RECORDS PROVIDED:

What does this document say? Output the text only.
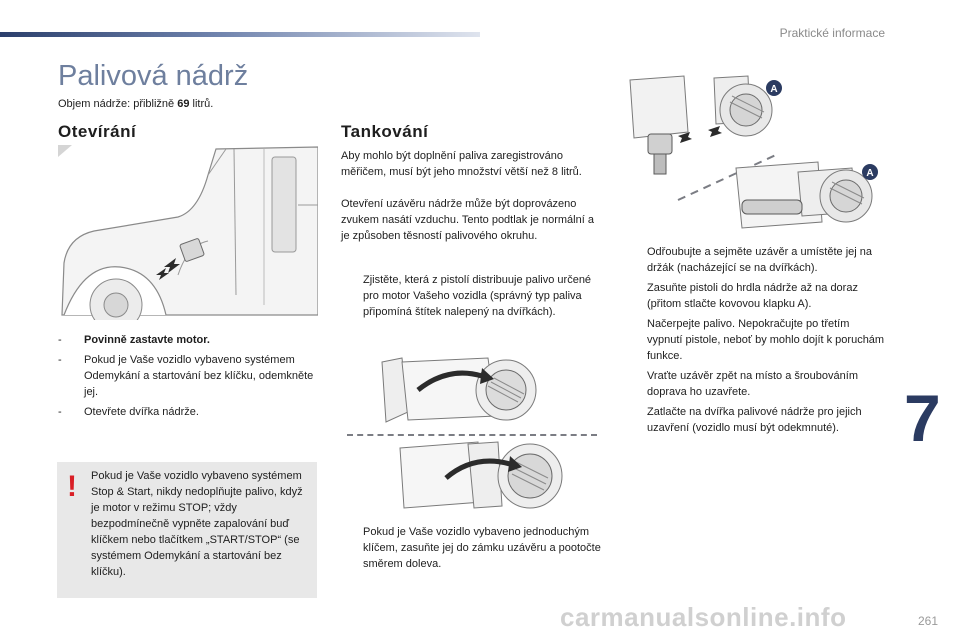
Praktické informace
Palivová nádrž
Objem nádrže: přibližně 69 litrů.
Otevírání
-	Povinně zastavte motor.
-	Pokud je Vaše vozidlo vybaveno systémem Odemykání a startování bez klíčku, odemkněte jej.
-	Otevřete dvířka nádrže.
! Pokud je Vaše vozidlo vybaveno systémem Stop & Start, nikdy nedoplňujte palivo, když je motor v režimu STOP; vždy bezpodmínečně vypněte zapalování buď klíčkem nebo tlačítkem „START/STOP“ (se systémem Odemykání a startování bez klíčku).
Tankování
Aby mohlo být doplnění paliva zaregistrováno měřičem, musí být jeho množství větší než 8 litrů.
Otevření uzávěru nádrže může být doprovázeno zvukem nasátí vzduchu. Tento podtlak je normální a je způsoben těsností palivového okruhu.
Zjistěte, která z pistolí distribuuje palivo určené pro motor Vašeho vozidla (správný typ paliva připomíná štítek nalepený na dvířkách).
Pokud je Vaše vozidlo vybaveno jednoduchým klíčem, zasuňte jej do zámku uzávěru a pootočte směrem doleva.
A
A
Odřoubujte a sejměte uzávěr a umístěte jej na držák (nacházející se na dvířkách).
Zasuňte pistoli do hrdla nádrže až na doraz (přitom stlačte kovovou klapku A).
Načerpejte palivo. Nepokračujte po třetím vypnutí pistole, neboť by mohlo dojít k poruchám funkce.
Vraťte uzávěr zpět na místo a šroubováním doprava ho uzavřete.
Zatlačte na dvířka palivové nádrže pro jejich uzavření (vozidlo musí být odekmnuté). 7
carmanualsonline.info	261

PROBLEM DESCRIPTION:
Transcribe every record above exactly, leaving out the pictures.

EXPECTED ANSWER:
What does this document say? Output the text only.
Praktické informace
Palivová nádrž
Objem nádrže: přibližně 69 litrů.
Otevírání
-	Povinně zastavte motor.
-	Pokud je Vaše vozidlo vybaveno systémem Odemykání a startování bez klíčku, odemkněte jej.
-	Otevřete dvířka nádrže.
! Pokud je Vaše vozidlo vybaveno systémem Stop & Start, nikdy nedoplňujte palivo, když je motor v režimu STOP; vždy bezpodmínečně vypněte zapalování buď klíčkem nebo tlačítkem „START/STOP“ (se systémem Odemykání a startování bez klíčku).
Tankování
Aby mohlo být doplnění paliva zaregistrováno měřičem, musí být jeho množství větší než 8 litrů.
Otevření uzávěru nádrže může být doprovázeno zvukem nasátí vzduchu. Tento podtlak je normální a je způsoben těsností palivového okruhu.
Zjistěte, která z pistolí distribuuje palivo určené pro motor Vašeho vozidla (správný typ paliva připomíná štítek nalepený na dvířkách).
Pokud je Vaše vozidlo vybaveno jednoduchým klíčem, zasuňte jej do zámku uzávěru a pootočte směrem doleva.
A
A
Odřoubujte a sejměte uzávěr a umístěte jej na držák (nacházející se na dvířkách).
Zasuňte pistoli do hrdla nádrže až na doraz (přitom stlačte kovovou klapku A).
Načerpejte palivo. Nepokračujte po třetím vypnutí pistole, neboť by mohlo dojít k poruchám funkce.
Vraťte uzávěr zpět na místo a šroubováním doprava ho uzavřete.
Zatlačte na dvířka palivové nádrže pro jejich uzavření (vozidlo musí být odekmnuté). 7
carmanualsonline.info	261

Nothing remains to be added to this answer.